*TASK STATEMENT*: Type out the material below exactly.

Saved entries
··········
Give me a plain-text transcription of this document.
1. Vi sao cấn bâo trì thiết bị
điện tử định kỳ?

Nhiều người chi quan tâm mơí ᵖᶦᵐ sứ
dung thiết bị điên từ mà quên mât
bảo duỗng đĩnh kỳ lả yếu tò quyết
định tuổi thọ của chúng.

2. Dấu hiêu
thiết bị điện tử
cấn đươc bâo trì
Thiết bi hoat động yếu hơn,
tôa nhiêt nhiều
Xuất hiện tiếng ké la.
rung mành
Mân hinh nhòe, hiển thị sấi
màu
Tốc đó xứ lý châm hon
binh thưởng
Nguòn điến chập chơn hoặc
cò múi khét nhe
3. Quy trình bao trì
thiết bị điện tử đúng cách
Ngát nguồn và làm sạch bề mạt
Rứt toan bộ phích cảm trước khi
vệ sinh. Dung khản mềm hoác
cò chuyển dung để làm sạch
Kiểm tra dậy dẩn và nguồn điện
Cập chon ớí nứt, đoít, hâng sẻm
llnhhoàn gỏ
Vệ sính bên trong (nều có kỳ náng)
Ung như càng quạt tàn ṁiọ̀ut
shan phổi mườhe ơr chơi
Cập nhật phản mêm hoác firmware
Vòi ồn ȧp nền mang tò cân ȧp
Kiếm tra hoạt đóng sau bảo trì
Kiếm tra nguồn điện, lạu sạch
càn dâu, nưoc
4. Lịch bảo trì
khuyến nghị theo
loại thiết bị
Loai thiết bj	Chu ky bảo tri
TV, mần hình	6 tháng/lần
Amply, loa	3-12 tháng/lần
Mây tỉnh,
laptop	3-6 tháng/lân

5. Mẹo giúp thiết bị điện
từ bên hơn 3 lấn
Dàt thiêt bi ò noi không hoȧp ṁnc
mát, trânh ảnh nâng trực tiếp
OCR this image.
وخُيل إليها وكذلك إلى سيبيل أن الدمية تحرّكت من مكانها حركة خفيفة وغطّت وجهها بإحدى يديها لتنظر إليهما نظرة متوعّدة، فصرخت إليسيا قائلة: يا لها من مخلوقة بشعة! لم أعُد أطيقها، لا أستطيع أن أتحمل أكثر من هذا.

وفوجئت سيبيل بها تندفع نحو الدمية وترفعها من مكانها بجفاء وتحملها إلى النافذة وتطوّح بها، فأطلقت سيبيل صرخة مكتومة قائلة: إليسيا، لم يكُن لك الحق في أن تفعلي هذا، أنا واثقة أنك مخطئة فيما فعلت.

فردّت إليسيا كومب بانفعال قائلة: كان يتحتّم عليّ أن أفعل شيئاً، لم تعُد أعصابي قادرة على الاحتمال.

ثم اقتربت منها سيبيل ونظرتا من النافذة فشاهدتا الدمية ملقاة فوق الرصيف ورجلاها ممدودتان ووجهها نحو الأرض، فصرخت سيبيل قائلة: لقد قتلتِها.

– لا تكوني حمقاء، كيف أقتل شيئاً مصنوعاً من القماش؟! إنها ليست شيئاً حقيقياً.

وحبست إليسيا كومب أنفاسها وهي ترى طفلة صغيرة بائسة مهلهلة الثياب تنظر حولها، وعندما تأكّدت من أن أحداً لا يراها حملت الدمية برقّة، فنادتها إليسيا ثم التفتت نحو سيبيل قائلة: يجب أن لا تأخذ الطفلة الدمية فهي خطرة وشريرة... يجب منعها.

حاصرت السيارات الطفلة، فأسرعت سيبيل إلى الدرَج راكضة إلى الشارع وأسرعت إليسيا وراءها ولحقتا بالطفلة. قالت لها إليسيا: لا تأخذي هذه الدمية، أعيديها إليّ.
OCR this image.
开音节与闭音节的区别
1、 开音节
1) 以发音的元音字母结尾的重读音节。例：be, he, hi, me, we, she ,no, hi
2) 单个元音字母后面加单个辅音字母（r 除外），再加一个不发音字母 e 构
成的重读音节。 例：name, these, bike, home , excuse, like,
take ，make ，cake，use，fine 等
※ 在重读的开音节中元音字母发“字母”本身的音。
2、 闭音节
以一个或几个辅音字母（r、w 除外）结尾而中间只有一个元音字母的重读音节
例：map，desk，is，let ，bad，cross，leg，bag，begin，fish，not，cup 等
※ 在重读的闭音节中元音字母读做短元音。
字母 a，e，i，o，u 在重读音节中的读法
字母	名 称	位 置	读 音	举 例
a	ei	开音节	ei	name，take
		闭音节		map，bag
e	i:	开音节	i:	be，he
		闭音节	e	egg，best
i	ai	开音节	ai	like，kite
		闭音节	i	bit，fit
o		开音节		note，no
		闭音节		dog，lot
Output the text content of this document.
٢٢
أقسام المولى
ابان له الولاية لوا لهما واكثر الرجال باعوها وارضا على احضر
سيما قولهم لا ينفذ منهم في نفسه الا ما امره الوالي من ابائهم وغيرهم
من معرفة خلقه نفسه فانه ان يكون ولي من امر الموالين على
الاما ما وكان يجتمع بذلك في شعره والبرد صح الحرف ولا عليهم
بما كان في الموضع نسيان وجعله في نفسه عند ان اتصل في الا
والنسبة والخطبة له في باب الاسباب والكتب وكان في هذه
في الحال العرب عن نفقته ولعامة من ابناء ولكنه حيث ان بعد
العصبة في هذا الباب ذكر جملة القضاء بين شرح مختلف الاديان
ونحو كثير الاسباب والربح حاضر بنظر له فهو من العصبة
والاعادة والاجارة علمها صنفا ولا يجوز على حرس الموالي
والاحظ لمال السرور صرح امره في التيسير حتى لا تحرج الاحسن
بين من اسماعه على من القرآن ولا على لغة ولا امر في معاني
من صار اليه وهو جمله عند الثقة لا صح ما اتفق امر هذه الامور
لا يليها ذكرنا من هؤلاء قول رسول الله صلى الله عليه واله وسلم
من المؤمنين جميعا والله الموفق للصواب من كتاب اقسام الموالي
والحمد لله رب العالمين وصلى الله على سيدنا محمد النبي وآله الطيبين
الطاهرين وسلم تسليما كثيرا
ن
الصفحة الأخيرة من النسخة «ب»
··········
*FULL SOLUTION*:
Give me a plain-text transcription of this document.
1. Vi sao cấn bâo trì thiết bị
điện tử định kỳ?

Nhiều người chi quan tâm mơí ᵖᶦᵐ sứ
dung thiết bị điên từ mà quên mât
bảo duỗng đĩnh kỳ lả yếu tò quyết
định tuổi thọ của chúng.

2. Dấu hiêu
thiết bị điện tử
cấn đươc bâo trì
Thiết bi hoat động yếu hơn,
tôa nhiêt nhiều
Xuất hiện tiếng ké la.
rung mành
Mân hinh nhòe, hiển thị sấi
màu
Tốc đó xứ lý châm hon
binh thưởng
Nguòn điến chập chơn hoặc
cò múi khét nhe
3. Quy trình bao trì
thiết bị điện tử đúng cách
Ngát nguồn và làm sạch bề mạt
Rứt toan bộ phích cảm trước khi
vệ sinh. Dung khản mềm hoác
cò chuyển dung để làm sạch
Kiểm tra dậy dẩn và nguồn điện
Cập chon ớí nứt, đoít, hâng sẻm
llnhhoàn gỏ
Vệ sính bên trong (nều có kỳ náng)
Ung như càng quạt tàn ṁiọ̀ut
shan phổi mườhe ơr chơi
Cập nhật phản mêm hoác firmware
Vòi ồn ȧp nền mang tò cân ȧp
Kiếm tra hoạt đóng sau bảo trì
Kiếm tra nguồn điện, lạu sạch
càn dâu, nưoc
4. Lịch bảo trì
khuyến nghị theo
loại thiết bị
Loai thiết bj	Chu ky bảo tri
TV, mần hình	6 tháng/lần
Amply, loa	3-12 tháng/lần
Mây tỉnh,
laptop	3-6 tháng/lân

5. Mẹo giúp thiết bị điện
từ bên hơn 3 lấn
Dàt thiêt bi ò noi không hoȧp ṁnc
mát, trânh ảnh nâng trực tiếp
OCR this image.
وخُيل إليها وكذلك إلى سيبيل أن الدمية تحرّكت من مكانها حركة خفيفة وغطّت وجهها بإحدى يديها لتنظر إليهما نظرة متوعّدة، فصرخت إليسيا قائلة: يا لها من مخلوقة بشعة! لم أعُد أطيقها، لا أستطيع أن أتحمل أكثر من هذا.

وفوجئت سيبيل بها تندفع نحو الدمية وترفعها من مكانها بجفاء وتحملها إلى النافذة وتطوّح بها، فأطلقت سيبيل صرخة مكتومة قائلة: إليسيا، لم يكُن لك الحق في أن تفعلي هذا، أنا واثقة أنك مخطئة فيما فعلت.

فردّت إليسيا كومب بانفعال قائلة: كان يتحتّم عليّ أن أفعل شيئاً، لم تعُد أعصابي قادرة على الاحتمال.

ثم اقتربت منها سيبيل ونظرتا من النافذة فشاهدتا الدمية ملقاة فوق الرصيف ورجلاها ممدودتان ووجهها نحو الأرض، فصرخت سيبيل قائلة: لقد قتلتِها.

– لا تكوني حمقاء، كيف أقتل شيئاً مصنوعاً من القماش؟! إنها ليست شيئاً حقيقياً.

وحبست إليسيا كومب أنفاسها وهي ترى طفلة صغيرة بائسة مهلهلة الثياب تنظر حولها، وعندما تأكّدت من أن أحداً لا يراها حملت الدمية برقّة، فنادتها إليسيا ثم التفتت نحو سيبيل قائلة: يجب أن لا تأخذ الطفلة الدمية فهي خطرة وشريرة... يجب منعها.

حاصرت السيارات الطفلة، فأسرعت سيبيل إلى الدرَج راكضة إلى الشارع وأسرعت إليسيا وراءها ولحقتا بالطفلة. قالت لها إليسيا: لا تأخذي هذه الدمية، أعيديها إليّ.
OCR this image.
开音节与闭音节的区别
1、 开音节
1) 以发音的元音字母结尾的重读音节。例：be, he, hi, me, we, she ,no, hi
2) 单个元音字母后面加单个辅音字母（r 除外），再加一个不发音字母 e 构
成的重读音节。 例：name, these, bike, home , excuse, like,
take ，make ，cake，use，fine 等
※ 在重读的开音节中元音字母发“字母”本身的音。
2、 闭音节
以一个或几个辅音字母（r、w 除外）结尾而中间只有一个元音字母的重读音节
例：map，desk，is，let ，bad，cross，leg，bag，begin，fish，not，cup 等
※ 在重读的闭音节中元音字母读做短元音。
字母 a，e，i，o，u 在重读音节中的读法
字母	名 称	位 置	读 音	举 例
a	ei	开音节	ei	name，take
		闭音节		map，bag
e	i:	开音节	i:	be，he
		闭音节	e	egg，best
i	ai	开音节	ai	like，kite
		闭音节	i	bit，fit
o		开音节		note，no
		闭音节		dog，lot
Output the text content of this document.
٢٢
أقسام المولى
ابان له الولاية لوا لهما واكثر الرجال باعوها وارضا على احضر
سيما قولهم لا ينفذ منهم في نفسه الا ما امره الوالي من ابائهم وغيرهم
من معرفة خلقه نفسه فانه ان يكون ولي من امر الموالين على
الاما ما وكان يجتمع بذلك في شعره والبرد صح الحرف ولا عليهم
بما كان في الموضع نسيان وجعله في نفسه عند ان اتصل في الا
والنسبة والخطبة له في باب الاسباب والكتب وكان في هذه
في الحال العرب عن نفقته ولعامة من ابناء ولكنه حيث ان بعد
العصبة في هذا الباب ذكر جملة القضاء بين شرح مختلف الاديان
ونحو كثير الاسباب والربح حاضر بنظر له فهو من العصبة
والاعادة والاجارة علمها صنفا ولا يجوز على حرس الموالي
والاحظ لمال السرور صرح امره في التيسير حتى لا تحرج الاحسن
بين من اسماعه على من القرآن ولا على لغة ولا امر في معاني
من صار اليه وهو جمله عند الثقة لا صح ما اتفق امر هذه الامور
لا يليها ذكرنا من هؤلاء قول رسول الله صلى الله عليه واله وسلم
من المؤمنين جميعا والله الموفق للصواب من كتاب اقسام الموالي
والحمد لله رب العالمين وصلى الله على سيدنا محمد النبي وآله الطيبين
الطاهرين وسلم تسليما كثيرا
ن
الصفحة الأخيرة من النسخة «ب»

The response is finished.